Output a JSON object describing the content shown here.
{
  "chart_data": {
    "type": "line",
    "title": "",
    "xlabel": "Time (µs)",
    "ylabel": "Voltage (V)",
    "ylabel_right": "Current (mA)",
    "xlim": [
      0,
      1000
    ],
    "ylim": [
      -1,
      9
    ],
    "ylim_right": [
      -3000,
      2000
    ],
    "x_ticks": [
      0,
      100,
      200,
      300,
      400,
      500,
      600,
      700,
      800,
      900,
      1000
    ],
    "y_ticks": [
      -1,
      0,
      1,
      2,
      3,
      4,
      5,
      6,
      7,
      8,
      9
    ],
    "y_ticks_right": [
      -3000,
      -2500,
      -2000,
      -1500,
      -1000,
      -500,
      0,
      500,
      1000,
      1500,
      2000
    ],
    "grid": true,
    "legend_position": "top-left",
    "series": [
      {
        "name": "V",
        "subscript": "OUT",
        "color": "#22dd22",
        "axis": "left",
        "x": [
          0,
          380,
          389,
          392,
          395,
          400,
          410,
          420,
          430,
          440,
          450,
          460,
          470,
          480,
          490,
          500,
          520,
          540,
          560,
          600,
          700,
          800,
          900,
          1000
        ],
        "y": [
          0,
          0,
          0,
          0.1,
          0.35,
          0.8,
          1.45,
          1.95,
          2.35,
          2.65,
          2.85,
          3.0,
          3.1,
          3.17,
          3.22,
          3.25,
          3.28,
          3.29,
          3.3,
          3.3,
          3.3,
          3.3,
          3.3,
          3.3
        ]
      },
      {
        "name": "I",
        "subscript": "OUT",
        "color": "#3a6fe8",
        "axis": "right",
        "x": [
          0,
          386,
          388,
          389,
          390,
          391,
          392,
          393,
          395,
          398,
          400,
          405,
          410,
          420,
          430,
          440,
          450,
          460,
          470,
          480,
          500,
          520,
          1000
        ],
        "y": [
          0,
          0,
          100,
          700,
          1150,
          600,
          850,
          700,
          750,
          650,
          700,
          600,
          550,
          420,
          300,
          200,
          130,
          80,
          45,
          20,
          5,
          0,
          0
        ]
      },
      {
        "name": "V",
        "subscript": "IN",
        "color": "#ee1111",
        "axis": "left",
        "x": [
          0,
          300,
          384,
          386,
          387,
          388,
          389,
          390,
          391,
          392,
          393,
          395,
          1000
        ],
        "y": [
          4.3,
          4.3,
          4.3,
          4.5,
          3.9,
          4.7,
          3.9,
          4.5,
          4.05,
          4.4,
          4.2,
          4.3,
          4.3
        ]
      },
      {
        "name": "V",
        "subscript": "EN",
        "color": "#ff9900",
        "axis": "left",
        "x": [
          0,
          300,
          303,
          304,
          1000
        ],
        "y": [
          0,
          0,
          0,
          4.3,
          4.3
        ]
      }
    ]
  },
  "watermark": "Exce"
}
━━━━
## [Exercise goal]
Transcribe the material exactly as it reads.

## [Worked solution]
Output a JSON object describing the content shown here.
{
  "chart_data": {
    "type": "line",
    "title": "",
    "xlabel": "Time (µs)",
    "ylabel": "Voltage (V)",
    "ylabel_right": "Current (mA)",
    "xlim": [
      0,
      1000
    ],
    "ylim": [
      -1,
      9
    ],
    "ylim_right": [
      -3000,
      2000
    ],
    "x_ticks": [
      0,
      100,
      200,
      300,
      400,
      500,
      600,
      700,
      800,
      900,
      1000
    ],
    "y_ticks": [
      -1,
      0,
      1,
      2,
      3,
      4,
      5,
      6,
      7,
      8,
      9
    ],
    "y_ticks_right": [
      -3000,
      -2500,
      -2000,
      -1500,
      -1000,
      -500,
      0,
      500,
      1000,
      1500,
      2000
    ],
    "grid": true,
    "legend_position": "top-left",
    "series": [
      {
        "name": "V",
        "subscript": "OUT",
        "color": "#22dd22",
        "axis": "left",
        "x": [
          0,
          380,
          389,
          392,
          395,
          400,
          410,
          420,
          430,
          440,
          450,
          460,
          470,
          480,
          490,
          500,
          520,
          540,
          560,
          600,
          700,
          800,
          900,
          1000
        ],
        "y": [
          0,
          0,
          0,
          0.1,
          0.35,
          0.8,
          1.45,
          1.95,
          2.35,
          2.65,
          2.85,
          3.0,
          3.1,
          3.17,
          3.22,
          3.25,
          3.28,
          3.29,
          3.3,
          3.3,
          3.3,
          3.3,
          3.3,
          3.3
        ]
      },
      {
        "name": "I",
        "subscript": "OUT",
        "color": "#3a6fe8",
        "axis": "right",
        "x": [
          0,
          386,
          388,
          389,
          390,
          391,
          392,
          393,
          395,
          398,
          400,
          405,
          410,
          420,
          430,
          440,
          450,
          460,
          470,
          480,
          500,
          520,
          1000
        ],
        "y": [
          0,
          0,
          100,
          700,
          1150,
          600,
          850,
          700,
          750,
          650,
          700,
          600,
          550,
          420,
          300,
          200,
          130,
          80,
          45,
          20,
          5,
          0,
          0
        ]
      },
      {
        "name": "V",
        "subscript": "IN",
        "color": "#ee1111",
        "axis": "left",
        "x": [
          0,
          300,
          384,
          386,
          387,
          388,
          389,
          390,
          391,
          392,
          393,
          395,
          1000
        ],
        "y": [
          4.3,
          4.3,
          4.3,
          4.5,
          3.9,
          4.7,
          3.9,
          4.5,
          4.05,
          4.4,
          4.2,
          4.3,
          4.3
        ]
      },
      {
        "name": "V",
        "subscript": "EN",
        "color": "#ff9900",
        "axis": "left",
        "x": [
          0,
          300,
          303,
          304,
          1000
        ],
        "y": [
          0,
          0,
          0,
          4.3,
          4.3
        ]
      }
    ]
  },
  "watermark": "Exce"
}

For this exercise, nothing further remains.